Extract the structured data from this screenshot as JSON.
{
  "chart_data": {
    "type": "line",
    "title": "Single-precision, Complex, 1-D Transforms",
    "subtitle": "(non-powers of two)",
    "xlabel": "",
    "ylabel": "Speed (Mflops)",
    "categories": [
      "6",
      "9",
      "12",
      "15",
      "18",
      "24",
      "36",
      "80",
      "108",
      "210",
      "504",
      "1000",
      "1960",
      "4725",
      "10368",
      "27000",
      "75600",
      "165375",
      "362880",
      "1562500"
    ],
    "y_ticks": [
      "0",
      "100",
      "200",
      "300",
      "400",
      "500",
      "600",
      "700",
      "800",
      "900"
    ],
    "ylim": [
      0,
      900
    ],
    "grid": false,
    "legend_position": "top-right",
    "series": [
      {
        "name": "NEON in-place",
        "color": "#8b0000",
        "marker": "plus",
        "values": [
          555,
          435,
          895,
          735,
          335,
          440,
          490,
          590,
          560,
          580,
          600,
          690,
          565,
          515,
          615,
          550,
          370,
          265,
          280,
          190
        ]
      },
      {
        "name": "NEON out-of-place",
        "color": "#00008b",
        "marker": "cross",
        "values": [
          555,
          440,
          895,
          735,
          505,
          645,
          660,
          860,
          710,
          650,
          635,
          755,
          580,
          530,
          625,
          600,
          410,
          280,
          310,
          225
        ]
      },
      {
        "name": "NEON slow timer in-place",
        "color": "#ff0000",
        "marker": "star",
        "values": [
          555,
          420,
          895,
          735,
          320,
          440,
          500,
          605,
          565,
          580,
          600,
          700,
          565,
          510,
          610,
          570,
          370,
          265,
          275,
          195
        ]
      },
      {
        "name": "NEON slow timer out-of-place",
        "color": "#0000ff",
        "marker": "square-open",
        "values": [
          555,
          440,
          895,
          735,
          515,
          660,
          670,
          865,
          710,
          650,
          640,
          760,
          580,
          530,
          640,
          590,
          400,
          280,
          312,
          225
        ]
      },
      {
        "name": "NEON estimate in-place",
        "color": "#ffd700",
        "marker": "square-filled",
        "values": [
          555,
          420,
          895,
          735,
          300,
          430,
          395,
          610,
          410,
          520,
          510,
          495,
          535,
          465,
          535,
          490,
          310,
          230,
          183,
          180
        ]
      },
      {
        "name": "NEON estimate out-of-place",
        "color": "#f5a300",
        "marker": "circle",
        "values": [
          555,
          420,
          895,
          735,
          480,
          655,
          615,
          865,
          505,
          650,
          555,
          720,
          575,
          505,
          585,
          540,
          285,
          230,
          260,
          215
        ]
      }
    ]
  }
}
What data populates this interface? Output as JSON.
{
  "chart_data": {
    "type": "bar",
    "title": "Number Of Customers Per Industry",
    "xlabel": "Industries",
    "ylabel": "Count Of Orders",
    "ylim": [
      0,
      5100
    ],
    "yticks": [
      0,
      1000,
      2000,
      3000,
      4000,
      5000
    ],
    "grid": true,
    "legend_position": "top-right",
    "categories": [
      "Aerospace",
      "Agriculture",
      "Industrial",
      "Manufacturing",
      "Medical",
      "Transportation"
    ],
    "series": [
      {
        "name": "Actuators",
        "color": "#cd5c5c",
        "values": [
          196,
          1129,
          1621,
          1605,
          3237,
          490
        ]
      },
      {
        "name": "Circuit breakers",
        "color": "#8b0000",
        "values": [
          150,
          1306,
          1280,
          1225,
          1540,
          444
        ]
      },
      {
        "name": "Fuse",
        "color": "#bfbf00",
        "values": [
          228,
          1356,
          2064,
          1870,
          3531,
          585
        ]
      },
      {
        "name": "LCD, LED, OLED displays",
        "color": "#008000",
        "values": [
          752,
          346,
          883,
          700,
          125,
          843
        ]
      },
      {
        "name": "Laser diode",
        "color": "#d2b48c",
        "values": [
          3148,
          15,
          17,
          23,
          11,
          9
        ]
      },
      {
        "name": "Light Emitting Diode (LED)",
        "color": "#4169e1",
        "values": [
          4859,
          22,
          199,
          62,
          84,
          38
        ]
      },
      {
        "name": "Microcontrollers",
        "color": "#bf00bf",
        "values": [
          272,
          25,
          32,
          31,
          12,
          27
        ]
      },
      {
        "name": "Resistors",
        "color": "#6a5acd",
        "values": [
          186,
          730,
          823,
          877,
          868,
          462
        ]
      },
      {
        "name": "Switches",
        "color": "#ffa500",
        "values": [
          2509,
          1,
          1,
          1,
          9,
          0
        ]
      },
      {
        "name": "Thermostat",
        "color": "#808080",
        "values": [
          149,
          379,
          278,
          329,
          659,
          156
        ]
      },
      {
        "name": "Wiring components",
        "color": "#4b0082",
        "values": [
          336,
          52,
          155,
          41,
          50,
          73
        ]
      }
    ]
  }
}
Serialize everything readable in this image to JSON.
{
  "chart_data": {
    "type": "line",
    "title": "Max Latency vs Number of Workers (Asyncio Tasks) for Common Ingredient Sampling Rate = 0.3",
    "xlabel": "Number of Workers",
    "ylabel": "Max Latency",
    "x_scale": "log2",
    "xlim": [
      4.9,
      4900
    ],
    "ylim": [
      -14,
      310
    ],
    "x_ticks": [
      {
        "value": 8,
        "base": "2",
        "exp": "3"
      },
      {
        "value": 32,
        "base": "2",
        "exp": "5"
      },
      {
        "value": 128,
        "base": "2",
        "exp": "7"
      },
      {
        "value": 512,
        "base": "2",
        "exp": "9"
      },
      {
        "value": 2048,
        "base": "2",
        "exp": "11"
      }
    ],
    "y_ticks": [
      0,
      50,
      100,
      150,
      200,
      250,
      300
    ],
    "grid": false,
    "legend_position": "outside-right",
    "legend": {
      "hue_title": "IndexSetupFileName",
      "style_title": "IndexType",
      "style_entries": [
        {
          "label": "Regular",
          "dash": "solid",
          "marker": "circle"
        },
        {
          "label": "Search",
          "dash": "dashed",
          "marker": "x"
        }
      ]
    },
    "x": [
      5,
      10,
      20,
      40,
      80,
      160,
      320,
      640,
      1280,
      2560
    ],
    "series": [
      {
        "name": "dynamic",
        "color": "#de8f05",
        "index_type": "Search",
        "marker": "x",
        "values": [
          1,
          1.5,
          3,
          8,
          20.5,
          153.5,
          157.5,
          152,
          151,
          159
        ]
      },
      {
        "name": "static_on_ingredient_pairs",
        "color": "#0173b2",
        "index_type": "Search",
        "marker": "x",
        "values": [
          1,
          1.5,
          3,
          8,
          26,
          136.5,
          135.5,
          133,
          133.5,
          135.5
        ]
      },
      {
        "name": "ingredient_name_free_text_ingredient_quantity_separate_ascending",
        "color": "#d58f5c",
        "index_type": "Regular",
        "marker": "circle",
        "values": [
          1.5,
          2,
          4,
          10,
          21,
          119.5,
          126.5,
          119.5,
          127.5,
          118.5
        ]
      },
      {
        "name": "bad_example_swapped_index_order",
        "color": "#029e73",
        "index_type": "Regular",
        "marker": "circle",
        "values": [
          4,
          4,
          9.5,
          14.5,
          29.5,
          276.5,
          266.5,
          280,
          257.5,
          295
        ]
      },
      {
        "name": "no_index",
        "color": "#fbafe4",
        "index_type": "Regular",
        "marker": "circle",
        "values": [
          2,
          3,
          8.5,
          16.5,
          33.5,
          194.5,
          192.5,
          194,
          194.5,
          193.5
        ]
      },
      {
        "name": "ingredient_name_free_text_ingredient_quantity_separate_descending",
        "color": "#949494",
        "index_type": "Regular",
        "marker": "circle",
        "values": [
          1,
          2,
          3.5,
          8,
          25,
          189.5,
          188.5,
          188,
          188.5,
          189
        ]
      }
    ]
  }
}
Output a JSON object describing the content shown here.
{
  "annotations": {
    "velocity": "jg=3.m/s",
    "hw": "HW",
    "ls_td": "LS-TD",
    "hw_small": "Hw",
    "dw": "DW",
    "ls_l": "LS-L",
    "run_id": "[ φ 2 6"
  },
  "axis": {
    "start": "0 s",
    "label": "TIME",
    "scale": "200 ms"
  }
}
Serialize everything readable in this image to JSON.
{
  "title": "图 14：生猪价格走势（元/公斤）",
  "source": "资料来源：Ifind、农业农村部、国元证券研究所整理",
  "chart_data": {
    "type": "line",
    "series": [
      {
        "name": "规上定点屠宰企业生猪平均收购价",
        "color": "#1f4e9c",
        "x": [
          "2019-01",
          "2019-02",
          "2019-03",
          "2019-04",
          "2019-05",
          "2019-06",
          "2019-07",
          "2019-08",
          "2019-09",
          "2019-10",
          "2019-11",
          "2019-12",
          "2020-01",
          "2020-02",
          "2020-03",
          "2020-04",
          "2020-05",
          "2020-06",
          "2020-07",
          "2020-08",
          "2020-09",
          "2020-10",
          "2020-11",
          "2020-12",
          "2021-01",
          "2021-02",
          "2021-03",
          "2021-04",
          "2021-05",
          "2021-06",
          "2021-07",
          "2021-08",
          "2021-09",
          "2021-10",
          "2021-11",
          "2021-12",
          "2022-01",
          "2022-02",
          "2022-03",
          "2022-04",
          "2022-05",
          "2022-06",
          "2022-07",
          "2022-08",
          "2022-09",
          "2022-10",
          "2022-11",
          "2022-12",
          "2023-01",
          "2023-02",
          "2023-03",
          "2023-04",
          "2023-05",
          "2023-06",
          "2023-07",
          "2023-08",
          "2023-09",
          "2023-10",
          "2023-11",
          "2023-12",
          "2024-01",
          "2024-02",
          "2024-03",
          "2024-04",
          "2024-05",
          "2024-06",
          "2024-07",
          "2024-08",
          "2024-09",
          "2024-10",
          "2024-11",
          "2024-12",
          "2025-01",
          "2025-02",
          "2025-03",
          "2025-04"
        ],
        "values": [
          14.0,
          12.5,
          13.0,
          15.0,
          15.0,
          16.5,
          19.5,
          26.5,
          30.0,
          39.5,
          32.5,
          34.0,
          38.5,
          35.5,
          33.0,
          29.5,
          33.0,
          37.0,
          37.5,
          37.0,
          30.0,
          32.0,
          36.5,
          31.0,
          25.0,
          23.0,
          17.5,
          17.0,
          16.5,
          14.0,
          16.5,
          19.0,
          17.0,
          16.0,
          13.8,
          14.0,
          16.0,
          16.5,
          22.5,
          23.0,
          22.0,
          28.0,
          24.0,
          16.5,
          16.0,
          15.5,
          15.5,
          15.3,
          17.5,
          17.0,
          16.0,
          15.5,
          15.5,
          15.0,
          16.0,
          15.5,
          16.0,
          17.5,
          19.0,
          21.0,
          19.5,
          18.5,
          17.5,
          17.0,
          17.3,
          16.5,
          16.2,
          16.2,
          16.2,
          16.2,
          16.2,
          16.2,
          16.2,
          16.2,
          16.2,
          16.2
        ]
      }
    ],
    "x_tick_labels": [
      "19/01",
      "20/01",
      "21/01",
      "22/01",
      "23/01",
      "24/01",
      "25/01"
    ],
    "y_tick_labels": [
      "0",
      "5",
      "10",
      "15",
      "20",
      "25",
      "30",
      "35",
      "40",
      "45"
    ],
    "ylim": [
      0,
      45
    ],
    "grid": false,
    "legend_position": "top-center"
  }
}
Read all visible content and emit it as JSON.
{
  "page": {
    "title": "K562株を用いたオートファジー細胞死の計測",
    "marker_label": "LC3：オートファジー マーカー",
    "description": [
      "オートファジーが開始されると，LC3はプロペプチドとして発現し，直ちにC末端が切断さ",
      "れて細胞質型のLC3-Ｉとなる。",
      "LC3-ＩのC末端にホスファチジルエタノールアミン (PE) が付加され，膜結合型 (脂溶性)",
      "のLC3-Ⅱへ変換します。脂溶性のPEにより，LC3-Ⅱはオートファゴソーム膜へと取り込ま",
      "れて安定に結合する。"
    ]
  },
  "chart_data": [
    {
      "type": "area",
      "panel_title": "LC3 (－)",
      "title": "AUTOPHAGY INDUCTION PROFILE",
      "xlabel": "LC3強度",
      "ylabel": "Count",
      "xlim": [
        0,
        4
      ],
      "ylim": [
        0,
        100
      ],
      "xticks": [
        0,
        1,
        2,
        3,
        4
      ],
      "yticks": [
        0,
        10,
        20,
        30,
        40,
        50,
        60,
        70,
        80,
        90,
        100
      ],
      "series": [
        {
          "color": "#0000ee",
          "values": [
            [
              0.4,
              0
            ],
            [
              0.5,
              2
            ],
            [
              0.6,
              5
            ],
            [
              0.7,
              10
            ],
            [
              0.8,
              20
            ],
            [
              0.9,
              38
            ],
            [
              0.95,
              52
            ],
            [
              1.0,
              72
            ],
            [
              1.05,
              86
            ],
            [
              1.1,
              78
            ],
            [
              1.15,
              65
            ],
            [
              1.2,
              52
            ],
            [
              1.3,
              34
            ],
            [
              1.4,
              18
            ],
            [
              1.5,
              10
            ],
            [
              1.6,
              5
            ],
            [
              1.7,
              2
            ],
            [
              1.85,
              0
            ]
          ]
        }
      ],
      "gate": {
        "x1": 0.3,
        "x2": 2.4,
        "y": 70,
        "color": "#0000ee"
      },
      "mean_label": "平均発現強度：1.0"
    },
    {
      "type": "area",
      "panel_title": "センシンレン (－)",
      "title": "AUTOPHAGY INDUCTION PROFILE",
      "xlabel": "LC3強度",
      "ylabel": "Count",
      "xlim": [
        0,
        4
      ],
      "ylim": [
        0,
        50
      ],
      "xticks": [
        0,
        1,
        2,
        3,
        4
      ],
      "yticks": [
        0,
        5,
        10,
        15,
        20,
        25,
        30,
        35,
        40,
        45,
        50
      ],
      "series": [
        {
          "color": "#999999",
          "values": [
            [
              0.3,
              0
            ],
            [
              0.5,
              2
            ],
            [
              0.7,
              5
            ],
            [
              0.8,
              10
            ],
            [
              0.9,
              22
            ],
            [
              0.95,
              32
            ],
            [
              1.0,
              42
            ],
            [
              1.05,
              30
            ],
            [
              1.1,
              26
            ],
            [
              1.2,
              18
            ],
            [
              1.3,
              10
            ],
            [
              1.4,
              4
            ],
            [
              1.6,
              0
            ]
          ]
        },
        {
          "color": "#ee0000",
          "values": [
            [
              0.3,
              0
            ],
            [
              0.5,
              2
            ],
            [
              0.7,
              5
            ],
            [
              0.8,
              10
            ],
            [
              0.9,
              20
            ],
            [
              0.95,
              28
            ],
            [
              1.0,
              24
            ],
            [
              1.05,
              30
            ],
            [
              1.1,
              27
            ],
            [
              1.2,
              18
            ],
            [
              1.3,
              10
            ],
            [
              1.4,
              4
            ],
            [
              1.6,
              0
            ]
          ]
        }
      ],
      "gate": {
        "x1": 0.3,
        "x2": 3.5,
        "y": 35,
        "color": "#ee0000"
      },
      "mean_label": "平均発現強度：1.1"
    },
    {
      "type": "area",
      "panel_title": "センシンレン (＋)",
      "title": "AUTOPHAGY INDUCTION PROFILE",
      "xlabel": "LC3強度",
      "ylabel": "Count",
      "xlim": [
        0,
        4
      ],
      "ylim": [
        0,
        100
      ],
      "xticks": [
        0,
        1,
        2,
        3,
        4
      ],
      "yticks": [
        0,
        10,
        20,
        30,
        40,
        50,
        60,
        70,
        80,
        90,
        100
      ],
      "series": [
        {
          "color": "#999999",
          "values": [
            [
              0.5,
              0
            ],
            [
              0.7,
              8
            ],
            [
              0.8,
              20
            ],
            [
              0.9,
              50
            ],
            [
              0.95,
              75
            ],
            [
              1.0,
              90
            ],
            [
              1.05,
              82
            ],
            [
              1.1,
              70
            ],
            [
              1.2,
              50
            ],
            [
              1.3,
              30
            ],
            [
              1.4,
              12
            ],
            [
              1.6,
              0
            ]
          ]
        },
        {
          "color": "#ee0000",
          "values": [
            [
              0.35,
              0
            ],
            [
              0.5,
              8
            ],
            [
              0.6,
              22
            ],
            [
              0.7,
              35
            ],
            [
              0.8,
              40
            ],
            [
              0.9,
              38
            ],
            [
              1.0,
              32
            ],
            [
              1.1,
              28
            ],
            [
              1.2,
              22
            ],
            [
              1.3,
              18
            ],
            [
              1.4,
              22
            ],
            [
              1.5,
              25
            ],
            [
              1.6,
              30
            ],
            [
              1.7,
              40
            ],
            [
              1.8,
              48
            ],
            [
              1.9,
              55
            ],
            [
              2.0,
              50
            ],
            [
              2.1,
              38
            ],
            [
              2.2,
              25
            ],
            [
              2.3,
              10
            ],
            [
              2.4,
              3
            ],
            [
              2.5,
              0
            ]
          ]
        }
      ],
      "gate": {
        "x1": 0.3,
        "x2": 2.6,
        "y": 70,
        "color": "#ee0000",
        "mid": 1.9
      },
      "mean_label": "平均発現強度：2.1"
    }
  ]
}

────────────────────────────────────────

Gather up the lines that contain the word "平均発現強度".

# Written response:
      "mean_label": "平均発現強度：1.0"
      "mean_label": "平均発現強度：1.1"
      "mean_label": "平均発現強度：2.1"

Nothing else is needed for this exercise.